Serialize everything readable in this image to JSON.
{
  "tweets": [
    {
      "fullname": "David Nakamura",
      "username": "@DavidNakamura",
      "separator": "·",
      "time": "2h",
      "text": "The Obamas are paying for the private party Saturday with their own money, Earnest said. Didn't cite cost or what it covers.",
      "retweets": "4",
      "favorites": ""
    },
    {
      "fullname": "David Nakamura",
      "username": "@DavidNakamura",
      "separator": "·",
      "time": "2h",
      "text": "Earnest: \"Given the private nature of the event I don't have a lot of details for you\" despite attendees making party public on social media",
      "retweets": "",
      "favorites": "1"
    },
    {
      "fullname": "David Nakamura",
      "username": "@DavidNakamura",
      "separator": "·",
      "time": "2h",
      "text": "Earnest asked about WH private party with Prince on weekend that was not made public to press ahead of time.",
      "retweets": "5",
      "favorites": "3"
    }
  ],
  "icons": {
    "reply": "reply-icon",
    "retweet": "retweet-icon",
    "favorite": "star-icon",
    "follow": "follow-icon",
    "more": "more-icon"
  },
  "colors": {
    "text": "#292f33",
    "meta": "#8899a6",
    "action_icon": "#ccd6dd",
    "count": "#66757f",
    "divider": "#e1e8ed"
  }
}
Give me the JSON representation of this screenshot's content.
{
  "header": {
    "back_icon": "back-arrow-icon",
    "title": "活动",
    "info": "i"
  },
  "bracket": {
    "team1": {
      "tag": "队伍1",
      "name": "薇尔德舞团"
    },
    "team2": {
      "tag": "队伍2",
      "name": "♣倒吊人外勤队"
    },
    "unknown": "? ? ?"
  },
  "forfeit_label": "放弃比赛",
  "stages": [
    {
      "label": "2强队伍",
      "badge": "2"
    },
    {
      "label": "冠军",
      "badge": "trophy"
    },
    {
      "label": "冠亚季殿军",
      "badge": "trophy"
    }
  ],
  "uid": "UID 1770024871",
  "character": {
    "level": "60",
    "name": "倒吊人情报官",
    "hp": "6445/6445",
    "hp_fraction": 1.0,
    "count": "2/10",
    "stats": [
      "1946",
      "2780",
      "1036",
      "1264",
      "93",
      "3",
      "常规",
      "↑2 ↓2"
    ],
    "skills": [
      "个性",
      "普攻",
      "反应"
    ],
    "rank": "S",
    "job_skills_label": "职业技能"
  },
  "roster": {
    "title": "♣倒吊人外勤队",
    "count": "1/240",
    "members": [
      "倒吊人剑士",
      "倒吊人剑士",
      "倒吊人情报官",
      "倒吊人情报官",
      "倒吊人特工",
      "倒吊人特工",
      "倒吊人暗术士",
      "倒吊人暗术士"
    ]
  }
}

★ ★ ★ ★ ★ ★ ★

BRIEF - Identify lines with the string "public". Copy each one.

CORRECT RESPONSE -
      "text": "Earnest: \"Given the private nature of the event I don't have a lot of details for you\" despite attendees making party public on social media",
      "text": "Earnest asked about WH private party with Prince on weekend that was not made public to press ahead of time.",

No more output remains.